GIVEN RECORDS
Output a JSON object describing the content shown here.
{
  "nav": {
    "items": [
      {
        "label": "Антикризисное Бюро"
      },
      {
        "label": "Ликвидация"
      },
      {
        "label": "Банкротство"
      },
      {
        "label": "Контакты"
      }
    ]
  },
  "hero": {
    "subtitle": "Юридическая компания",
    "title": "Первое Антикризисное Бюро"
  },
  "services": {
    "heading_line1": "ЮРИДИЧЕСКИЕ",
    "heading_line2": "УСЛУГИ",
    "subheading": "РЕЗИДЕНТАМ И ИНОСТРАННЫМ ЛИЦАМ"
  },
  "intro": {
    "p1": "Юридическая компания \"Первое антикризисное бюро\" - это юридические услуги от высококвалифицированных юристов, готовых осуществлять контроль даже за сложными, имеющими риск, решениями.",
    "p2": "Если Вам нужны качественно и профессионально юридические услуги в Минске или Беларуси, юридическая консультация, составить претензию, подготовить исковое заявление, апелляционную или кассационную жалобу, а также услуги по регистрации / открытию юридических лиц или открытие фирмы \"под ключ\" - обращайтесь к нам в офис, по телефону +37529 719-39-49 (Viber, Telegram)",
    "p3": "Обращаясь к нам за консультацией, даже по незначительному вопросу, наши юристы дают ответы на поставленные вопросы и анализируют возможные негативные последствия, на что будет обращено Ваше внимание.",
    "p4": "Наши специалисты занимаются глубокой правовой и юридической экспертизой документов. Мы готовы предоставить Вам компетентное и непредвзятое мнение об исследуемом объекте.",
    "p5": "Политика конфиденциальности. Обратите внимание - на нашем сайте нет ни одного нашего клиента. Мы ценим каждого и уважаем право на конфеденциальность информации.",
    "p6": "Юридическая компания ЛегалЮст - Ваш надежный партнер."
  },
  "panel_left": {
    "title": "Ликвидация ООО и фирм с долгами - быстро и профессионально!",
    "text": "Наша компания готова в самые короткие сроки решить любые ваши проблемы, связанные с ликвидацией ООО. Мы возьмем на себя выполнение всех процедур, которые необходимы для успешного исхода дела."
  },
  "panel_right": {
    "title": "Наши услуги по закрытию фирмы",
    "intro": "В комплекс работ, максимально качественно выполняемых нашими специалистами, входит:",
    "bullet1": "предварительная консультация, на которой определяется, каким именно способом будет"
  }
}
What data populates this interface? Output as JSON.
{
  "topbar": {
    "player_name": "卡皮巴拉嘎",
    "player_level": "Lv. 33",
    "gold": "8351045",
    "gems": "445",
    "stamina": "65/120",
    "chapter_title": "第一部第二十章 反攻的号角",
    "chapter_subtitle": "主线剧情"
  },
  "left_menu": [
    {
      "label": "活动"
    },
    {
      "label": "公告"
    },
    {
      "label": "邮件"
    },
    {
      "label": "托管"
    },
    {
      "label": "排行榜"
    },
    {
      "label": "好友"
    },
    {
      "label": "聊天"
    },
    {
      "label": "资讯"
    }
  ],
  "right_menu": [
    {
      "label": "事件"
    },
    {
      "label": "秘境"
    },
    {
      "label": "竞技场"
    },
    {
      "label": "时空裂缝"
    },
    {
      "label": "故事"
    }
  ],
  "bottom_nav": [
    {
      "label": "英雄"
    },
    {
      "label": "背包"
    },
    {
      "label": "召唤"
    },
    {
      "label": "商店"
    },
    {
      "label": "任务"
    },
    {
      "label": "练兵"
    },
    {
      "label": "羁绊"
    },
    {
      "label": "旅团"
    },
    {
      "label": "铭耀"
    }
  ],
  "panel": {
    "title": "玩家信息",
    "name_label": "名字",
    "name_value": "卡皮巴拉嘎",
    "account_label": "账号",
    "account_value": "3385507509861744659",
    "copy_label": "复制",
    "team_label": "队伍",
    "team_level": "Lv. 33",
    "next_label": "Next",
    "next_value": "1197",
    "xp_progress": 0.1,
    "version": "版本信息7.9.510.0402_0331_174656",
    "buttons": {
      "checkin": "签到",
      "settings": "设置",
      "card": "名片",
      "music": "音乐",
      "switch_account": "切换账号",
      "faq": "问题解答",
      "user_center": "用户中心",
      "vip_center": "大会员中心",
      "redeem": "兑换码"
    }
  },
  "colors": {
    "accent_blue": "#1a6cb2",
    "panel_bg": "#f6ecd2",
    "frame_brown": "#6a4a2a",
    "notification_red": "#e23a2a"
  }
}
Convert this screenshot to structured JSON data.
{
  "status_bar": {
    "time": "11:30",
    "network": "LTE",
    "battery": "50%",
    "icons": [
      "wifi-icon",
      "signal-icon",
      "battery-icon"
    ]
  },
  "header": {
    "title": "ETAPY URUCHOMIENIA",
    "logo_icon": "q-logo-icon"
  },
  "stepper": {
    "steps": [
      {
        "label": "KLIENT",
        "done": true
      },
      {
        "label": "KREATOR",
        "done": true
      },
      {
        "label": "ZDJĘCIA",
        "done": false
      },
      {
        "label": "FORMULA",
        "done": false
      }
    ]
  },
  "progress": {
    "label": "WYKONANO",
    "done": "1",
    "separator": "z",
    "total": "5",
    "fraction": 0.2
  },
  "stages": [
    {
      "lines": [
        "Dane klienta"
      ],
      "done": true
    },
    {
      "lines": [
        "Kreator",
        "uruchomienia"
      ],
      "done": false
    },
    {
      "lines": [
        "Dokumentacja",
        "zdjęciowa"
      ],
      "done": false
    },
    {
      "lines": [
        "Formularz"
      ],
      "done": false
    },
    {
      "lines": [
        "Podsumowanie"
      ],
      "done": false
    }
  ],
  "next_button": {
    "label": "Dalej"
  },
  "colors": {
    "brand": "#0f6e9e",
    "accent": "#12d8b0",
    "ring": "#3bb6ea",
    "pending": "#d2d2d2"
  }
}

WORK TO DO
Transcribe all the entries, keeping each one exactly as it is.

ANSWER IN FULL
Output a JSON object describing the content shown here.
{
  "nav": {
    "items": [
      {
        "label": "Антикризисное Бюро"
      },
      {
        "label": "Ликвидация"
      },
      {
        "label": "Банкротство"
      },
      {
        "label": "Контакты"
      }
    ]
  },
  "hero": {
    "subtitle": "Юридическая компания",
    "title": "Первое Антикризисное Бюро"
  },
  "services": {
    "heading_line1": "ЮРИДИЧЕСКИЕ",
    "heading_line2": "УСЛУГИ",
    "subheading": "РЕЗИДЕНТАМ И ИНОСТРАННЫМ ЛИЦАМ"
  },
  "intro": {
    "p1": "Юридическая компания \"Первое антикризисное бюро\" - это юридические услуги от высококвалифицированных юристов, готовых осуществлять контроль даже за сложными, имеющими риск, решениями.",
    "p2": "Если Вам нужны качественно и профессионально юридические услуги в Минске или Беларуси, юридическая консультация, составить претензию, подготовить исковое заявление, апелляционную или кассационную жалобу, а также услуги по регистрации / открытию юридических лиц или открытие фирмы \"под ключ\" - обращайтесь к нам в офис, по телефону +37529 719-39-49 (Viber, Telegram)",
    "p3": "Обращаясь к нам за консультацией, даже по незначительному вопросу, наши юристы дают ответы на поставленные вопросы и анализируют возможные негативные последствия, на что будет обращено Ваше внимание.",
    "p4": "Наши специалисты занимаются глубокой правовой и юридической экспертизой документов. Мы готовы предоставить Вам компетентное и непредвзятое мнение об исследуемом объекте.",
    "p5": "Политика конфиденциальности. Обратите внимание - на нашем сайте нет ни одного нашего клиента. Мы ценим каждого и уважаем право на конфеденциальность информации.",
    "p6": "Юридическая компания ЛегалЮст - Ваш надежный партнер."
  },
  "panel_left": {
    "title": "Ликвидация ООО и фирм с долгами - быстро и профессионально!",
    "text": "Наша компания готова в самые короткие сроки решить любые ваши проблемы, связанные с ликвидацией ООО. Мы возьмем на себя выполнение всех процедур, которые необходимы для успешного исхода дела."
  },
  "panel_right": {
    "title": "Наши услуги по закрытию фирмы",
    "intro": "В комплекс работ, максимально качественно выполняемых нашими специалистами, входит:",
    "bullet1": "предварительная консультация, на которой определяется, каким именно способом будет"
  }
}
What data populates this interface? Output as JSON.
{
  "topbar": {
    "player_name": "卡皮巴拉嘎",
    "player_level": "Lv. 33",
    "gold": "8351045",
    "gems": "445",
    "stamina": "65/120",
    "chapter_title": "第一部第二十章 反攻的号角",
    "chapter_subtitle": "主线剧情"
  },
  "left_menu": [
    {
      "label": "活动"
    },
    {
      "label": "公告"
    },
    {
      "label": "邮件"
    },
    {
      "label": "托管"
    },
    {
      "label": "排行榜"
    },
    {
      "label": "好友"
    },
    {
      "label": "聊天"
    },
    {
      "label": "资讯"
    }
  ],
  "right_menu": [
    {
      "label": "事件"
    },
    {
      "label": "秘境"
    },
    {
      "label": "竞技场"
    },
    {
      "label": "时空裂缝"
    },
    {
      "label": "故事"
    }
  ],
  "bottom_nav": [
    {
      "label": "英雄"
    },
    {
      "label": "背包"
    },
    {
      "label": "召唤"
    },
    {
      "label": "商店"
    },
    {
      "label": "任务"
    },
    {
      "label": "练兵"
    },
    {
      "label": "羁绊"
    },
    {
      "label": "旅团"
    },
    {
      "label": "铭耀"
    }
  ],
  "panel": {
    "title": "玩家信息",
    "name_label": "名字",
    "name_value": "卡皮巴拉嘎",
    "account_label": "账号",
    "account_value": "3385507509861744659",
    "copy_label": "复制",
    "team_label": "队伍",
    "team_level": "Lv. 33",
    "next_label": "Next",
    "next_value": "1197",
    "xp_progress": 0.1,
    "version": "版本信息7.9.510.0402_0331_174656",
    "buttons": {
      "checkin": "签到",
      "settings": "设置",
      "card": "名片",
      "music": "音乐",
      "switch_account": "切换账号",
      "faq": "问题解答",
      "user_center": "用户中心",
      "vip_center": "大会员中心",
      "redeem": "兑换码"
    }
  },
  "colors": {
    "accent_blue": "#1a6cb2",
    "panel_bg": "#f6ecd2",
    "frame_brown": "#6a4a2a",
    "notification_red": "#e23a2a"
  }
}
Convert this screenshot to structured JSON data.
{
  "status_bar": {
    "time": "11:30",
    "network": "LTE",
    "battery": "50%",
    "icons": [
      "wifi-icon",
      "signal-icon",
      "battery-icon"
    ]
  },
  "header": {
    "title": "ETAPY URUCHOMIENIA",
    "logo_icon": "q-logo-icon"
  },
  "stepper": {
    "steps": [
      {
        "label": "KLIENT",
        "done": true
      },
      {
        "label": "KREATOR",
        "done": true
      },
      {
        "label": "ZDJĘCIA",
        "done": false
      },
      {
        "label": "FORMULA",
        "done": false
      }
    ]
  },
  "progress": {
    "label": "WYKONANO",
    "done": "1",
    "separator": "z",
    "total": "5",
    "fraction": 0.2
  },
  "stages": [
    {
      "lines": [
        "Dane klienta"
      ],
      "done": true
    },
    {
      "lines": [
        "Kreator",
        "uruchomienia"
      ],
      "done": false
    },
    {
      "lines": [
        "Dokumentacja",
        "zdjęciowa"
      ],
      "done": false
    },
    {
      "lines": [
        "Formularz"
      ],
      "done": false
    },
    {
      "lines": [
        "Podsumowanie"
      ],
      "done": false
    }
  ],
  "next_button": {
    "label": "Dalej"
  },
  "colors": {
    "brand": "#0f6e9e",
    "accent": "#12d8b0",
    "ring": "#3bb6ea",
    "pending": "#d2d2d2"
  }
}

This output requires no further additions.